START

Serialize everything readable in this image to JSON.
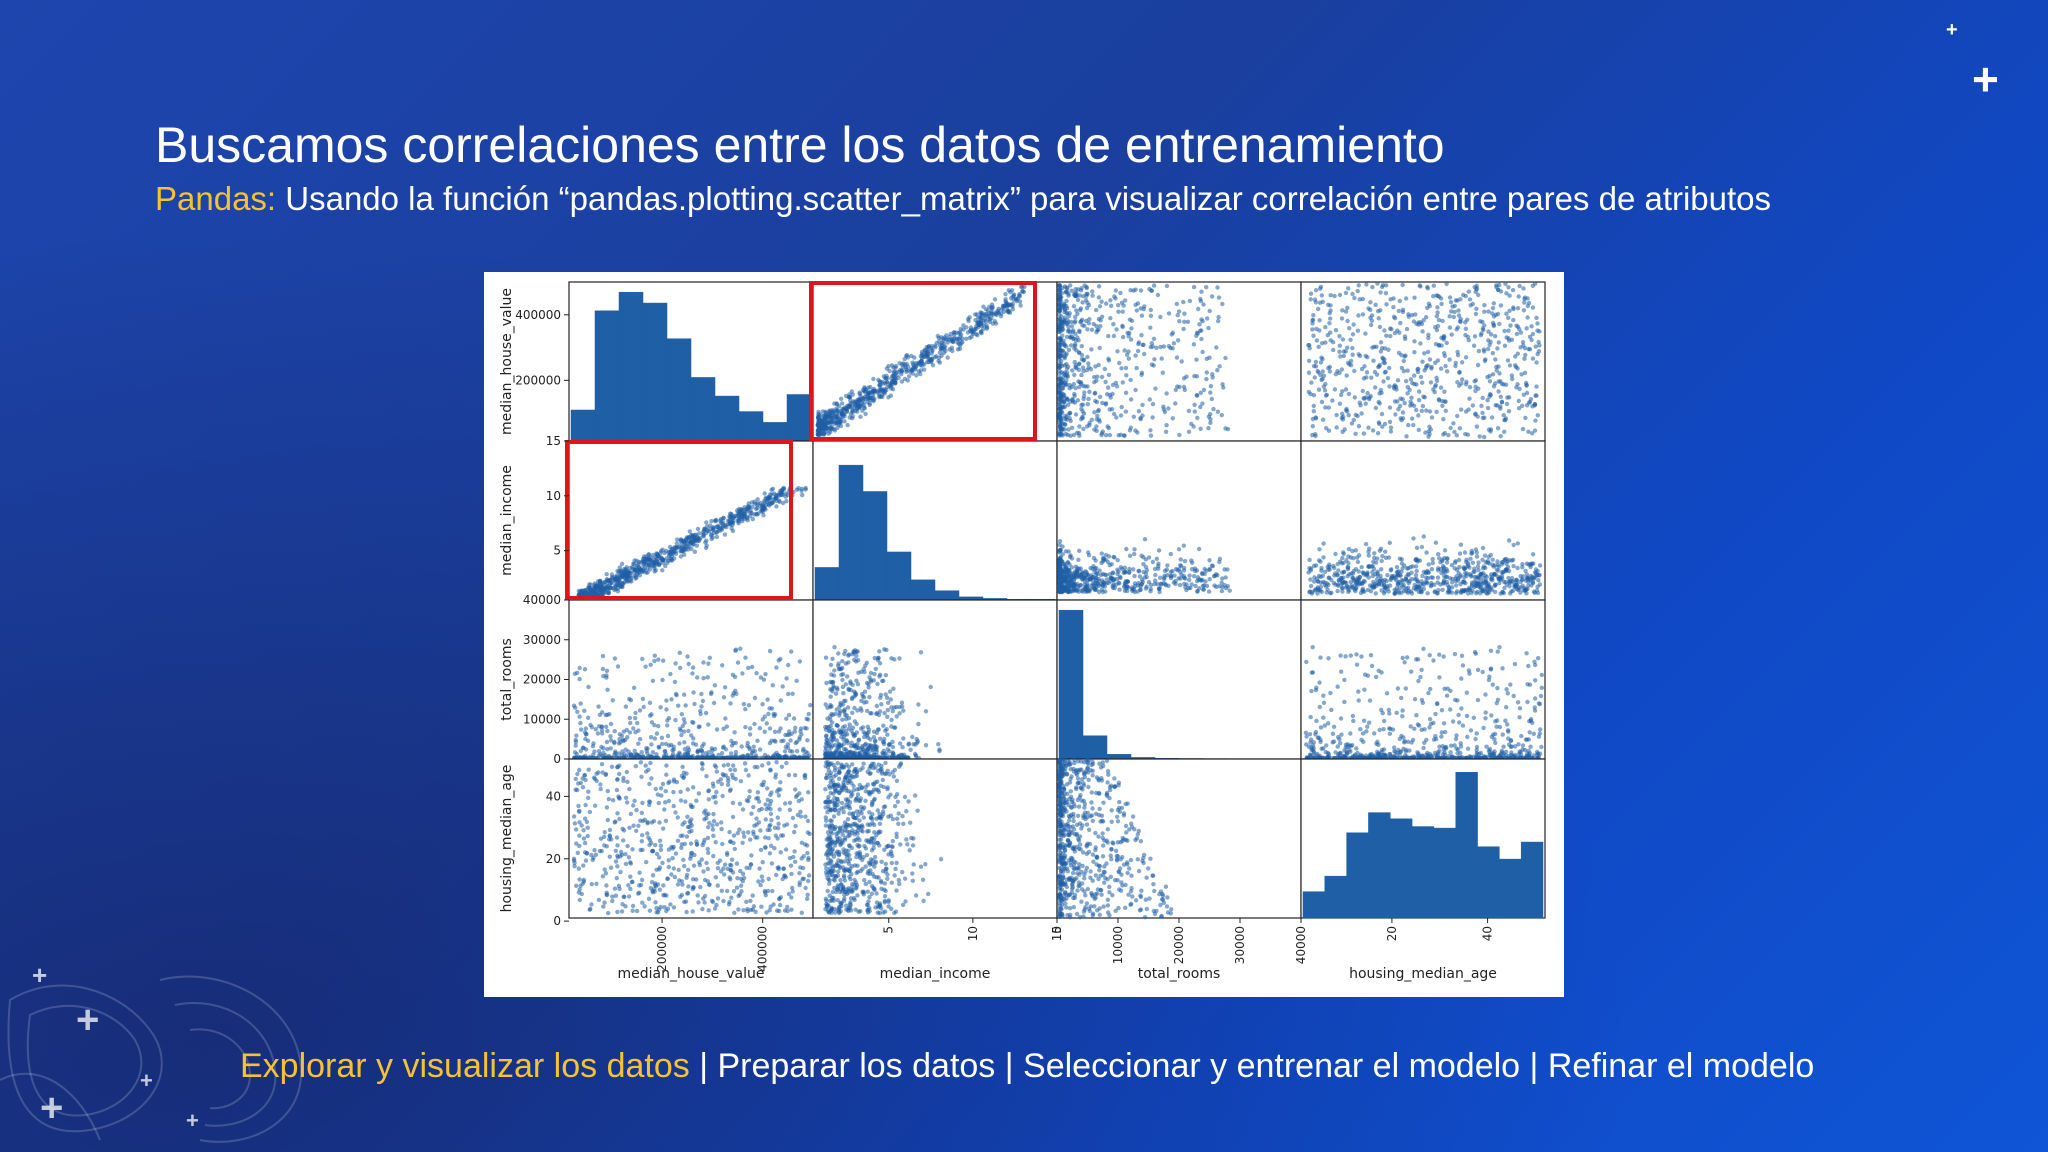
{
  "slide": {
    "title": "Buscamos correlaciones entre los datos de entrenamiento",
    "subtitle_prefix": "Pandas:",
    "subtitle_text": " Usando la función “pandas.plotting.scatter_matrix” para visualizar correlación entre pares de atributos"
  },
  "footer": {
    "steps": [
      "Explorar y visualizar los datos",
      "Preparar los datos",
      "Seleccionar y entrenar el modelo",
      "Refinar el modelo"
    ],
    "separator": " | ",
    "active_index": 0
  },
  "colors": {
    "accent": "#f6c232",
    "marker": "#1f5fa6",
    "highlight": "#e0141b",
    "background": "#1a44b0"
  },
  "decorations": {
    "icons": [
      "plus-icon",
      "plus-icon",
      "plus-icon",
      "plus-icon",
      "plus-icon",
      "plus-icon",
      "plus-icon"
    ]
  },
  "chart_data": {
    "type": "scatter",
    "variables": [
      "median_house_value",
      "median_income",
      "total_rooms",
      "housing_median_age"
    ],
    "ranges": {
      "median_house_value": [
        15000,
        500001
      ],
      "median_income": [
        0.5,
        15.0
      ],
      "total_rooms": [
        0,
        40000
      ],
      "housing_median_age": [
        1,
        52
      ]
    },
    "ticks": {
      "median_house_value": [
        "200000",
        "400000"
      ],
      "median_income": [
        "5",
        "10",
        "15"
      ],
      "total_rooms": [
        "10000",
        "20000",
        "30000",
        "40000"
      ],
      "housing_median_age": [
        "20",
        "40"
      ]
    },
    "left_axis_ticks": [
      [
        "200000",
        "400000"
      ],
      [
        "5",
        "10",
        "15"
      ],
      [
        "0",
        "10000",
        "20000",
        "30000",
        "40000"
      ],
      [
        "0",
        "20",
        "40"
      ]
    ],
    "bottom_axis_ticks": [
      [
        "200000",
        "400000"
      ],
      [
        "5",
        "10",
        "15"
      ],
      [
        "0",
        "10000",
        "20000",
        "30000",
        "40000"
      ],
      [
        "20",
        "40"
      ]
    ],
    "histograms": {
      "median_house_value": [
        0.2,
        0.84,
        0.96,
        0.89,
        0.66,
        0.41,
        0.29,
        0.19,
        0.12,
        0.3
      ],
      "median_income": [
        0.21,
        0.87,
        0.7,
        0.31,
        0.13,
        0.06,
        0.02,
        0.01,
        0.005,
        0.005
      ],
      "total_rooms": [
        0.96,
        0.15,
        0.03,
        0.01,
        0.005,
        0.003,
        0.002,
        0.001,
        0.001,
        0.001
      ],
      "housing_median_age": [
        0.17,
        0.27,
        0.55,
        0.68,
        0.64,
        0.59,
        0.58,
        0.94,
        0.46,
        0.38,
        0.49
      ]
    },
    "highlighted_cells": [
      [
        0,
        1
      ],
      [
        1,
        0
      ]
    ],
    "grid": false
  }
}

END
START

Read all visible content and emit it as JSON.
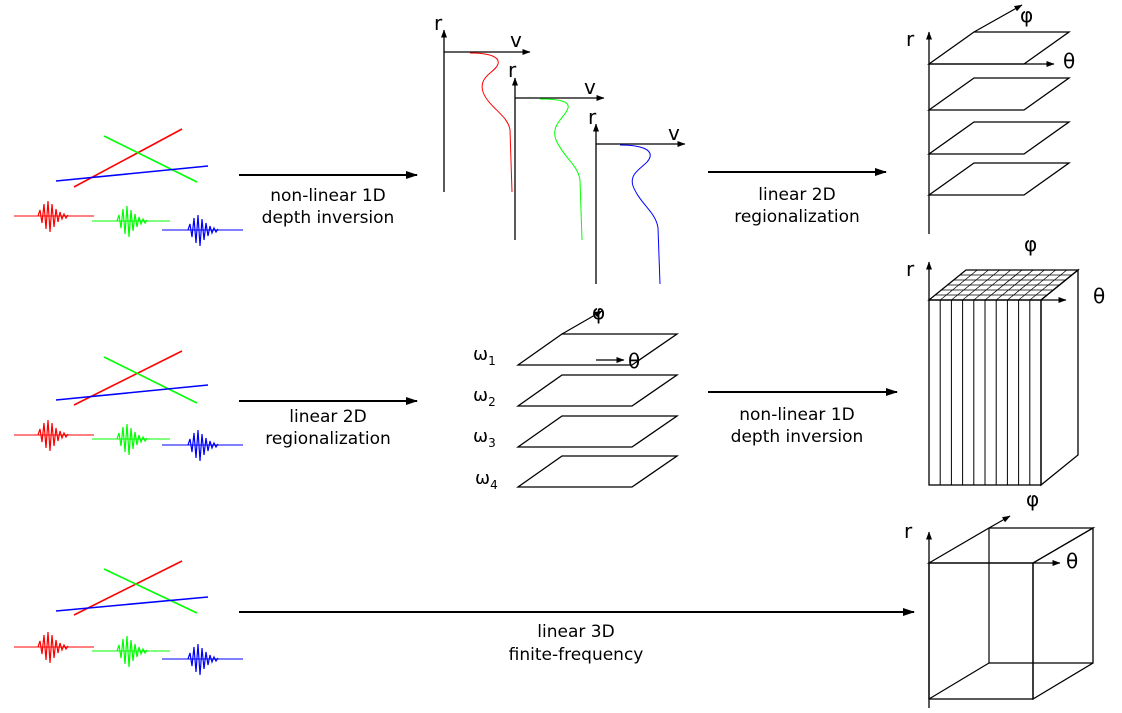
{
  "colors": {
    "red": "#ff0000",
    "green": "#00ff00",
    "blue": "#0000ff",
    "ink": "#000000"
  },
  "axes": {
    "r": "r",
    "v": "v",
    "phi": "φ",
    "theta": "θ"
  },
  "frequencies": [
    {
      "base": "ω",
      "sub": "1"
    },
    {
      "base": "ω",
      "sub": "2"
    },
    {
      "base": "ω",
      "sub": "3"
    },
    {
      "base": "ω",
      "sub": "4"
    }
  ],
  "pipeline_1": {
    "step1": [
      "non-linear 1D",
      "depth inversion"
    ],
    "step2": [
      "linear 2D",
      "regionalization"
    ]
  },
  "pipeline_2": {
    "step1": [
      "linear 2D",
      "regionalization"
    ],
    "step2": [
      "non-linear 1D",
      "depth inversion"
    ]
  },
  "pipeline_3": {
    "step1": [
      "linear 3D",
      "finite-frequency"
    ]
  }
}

END

**Stated goal**
Go through the material and select each line with the string "datos" in it.

**Exercise solution**
    "title": "Buscamos correlaciones entre los datos de entrenamiento",
      "Explorar y visualizar los datos",
      "Preparar los datos",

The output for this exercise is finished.